— BEGIN Records for the exercise —
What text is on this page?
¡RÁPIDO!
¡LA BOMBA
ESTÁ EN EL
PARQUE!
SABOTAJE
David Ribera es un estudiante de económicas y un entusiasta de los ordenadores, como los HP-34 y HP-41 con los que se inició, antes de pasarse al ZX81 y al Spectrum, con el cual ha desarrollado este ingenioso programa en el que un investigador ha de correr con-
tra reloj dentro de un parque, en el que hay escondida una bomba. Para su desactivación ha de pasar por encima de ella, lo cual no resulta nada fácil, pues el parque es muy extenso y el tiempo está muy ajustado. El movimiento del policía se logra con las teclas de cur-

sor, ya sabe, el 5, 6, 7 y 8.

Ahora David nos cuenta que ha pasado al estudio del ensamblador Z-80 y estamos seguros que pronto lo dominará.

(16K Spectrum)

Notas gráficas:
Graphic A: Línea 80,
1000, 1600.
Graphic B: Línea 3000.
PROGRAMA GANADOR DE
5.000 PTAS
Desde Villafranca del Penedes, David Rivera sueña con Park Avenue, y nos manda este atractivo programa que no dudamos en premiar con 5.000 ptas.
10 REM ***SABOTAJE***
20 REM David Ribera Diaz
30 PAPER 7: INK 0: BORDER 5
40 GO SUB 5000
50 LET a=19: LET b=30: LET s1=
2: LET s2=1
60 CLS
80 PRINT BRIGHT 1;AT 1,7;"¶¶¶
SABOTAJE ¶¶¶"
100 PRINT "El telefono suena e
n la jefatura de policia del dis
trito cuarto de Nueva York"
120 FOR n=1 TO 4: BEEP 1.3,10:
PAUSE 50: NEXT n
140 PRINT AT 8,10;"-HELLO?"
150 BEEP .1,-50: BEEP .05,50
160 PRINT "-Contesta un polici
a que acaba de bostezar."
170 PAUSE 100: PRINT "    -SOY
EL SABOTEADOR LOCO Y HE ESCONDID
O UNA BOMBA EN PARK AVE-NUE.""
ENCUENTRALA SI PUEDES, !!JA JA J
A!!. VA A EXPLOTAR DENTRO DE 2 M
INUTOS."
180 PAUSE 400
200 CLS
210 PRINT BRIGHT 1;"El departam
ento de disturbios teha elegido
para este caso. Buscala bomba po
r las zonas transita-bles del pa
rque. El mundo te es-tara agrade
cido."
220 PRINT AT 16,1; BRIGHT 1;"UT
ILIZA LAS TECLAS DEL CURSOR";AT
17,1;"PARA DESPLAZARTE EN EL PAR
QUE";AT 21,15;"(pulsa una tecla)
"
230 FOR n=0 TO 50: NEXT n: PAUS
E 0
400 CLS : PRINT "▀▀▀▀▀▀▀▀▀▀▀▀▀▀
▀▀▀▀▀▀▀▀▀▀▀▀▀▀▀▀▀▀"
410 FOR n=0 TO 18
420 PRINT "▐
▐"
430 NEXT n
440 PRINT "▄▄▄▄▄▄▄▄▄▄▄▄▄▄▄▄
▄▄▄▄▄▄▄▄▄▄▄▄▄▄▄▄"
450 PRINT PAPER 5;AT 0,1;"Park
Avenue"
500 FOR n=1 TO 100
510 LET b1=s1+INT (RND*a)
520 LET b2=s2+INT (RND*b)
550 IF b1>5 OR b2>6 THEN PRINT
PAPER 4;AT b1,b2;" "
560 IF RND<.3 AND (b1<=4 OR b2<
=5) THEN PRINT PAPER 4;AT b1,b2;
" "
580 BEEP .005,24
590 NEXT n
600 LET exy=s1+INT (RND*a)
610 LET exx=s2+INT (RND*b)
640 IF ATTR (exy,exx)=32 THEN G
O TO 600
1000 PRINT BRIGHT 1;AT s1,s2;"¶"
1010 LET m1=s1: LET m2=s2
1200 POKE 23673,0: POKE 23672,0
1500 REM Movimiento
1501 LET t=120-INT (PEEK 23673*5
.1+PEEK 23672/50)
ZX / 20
— END Records for the exercise —
— BEGIN Records for the exercise —
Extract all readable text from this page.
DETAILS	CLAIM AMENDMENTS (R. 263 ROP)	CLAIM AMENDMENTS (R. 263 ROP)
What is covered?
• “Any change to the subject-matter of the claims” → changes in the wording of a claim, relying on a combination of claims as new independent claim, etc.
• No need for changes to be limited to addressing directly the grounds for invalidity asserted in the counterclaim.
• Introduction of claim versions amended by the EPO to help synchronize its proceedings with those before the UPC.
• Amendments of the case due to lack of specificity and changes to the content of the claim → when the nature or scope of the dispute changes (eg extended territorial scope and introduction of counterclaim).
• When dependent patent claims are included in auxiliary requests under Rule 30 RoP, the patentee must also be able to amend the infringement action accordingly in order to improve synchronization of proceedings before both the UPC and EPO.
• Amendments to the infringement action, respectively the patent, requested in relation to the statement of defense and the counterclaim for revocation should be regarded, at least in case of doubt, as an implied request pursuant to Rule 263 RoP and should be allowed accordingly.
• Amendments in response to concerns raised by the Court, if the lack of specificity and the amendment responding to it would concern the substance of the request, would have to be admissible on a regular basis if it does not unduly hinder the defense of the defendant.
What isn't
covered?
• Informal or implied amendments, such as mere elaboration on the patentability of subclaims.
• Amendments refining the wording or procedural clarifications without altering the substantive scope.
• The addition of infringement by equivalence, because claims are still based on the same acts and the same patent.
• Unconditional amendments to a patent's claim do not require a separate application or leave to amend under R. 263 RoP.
— END Records for the exercise —
▶ [Exercise requirements]
Find the word "changes" and list each line it appears in.

▶ [Answer to the exercise]
• “Any change to the subject-matter of the claims” → changes in the wording of a claim, relying on a combination of claims as new independent claim, etc.
• No need for changes to be limited to addressing directly the grounds for invalidity asserted in the counterclaim.
• Amendments of the case due to lack of specificity and changes to the content of the claim → when the nature or scope of the dispute changes (eg extended territorial scope and introduction of counterclaim).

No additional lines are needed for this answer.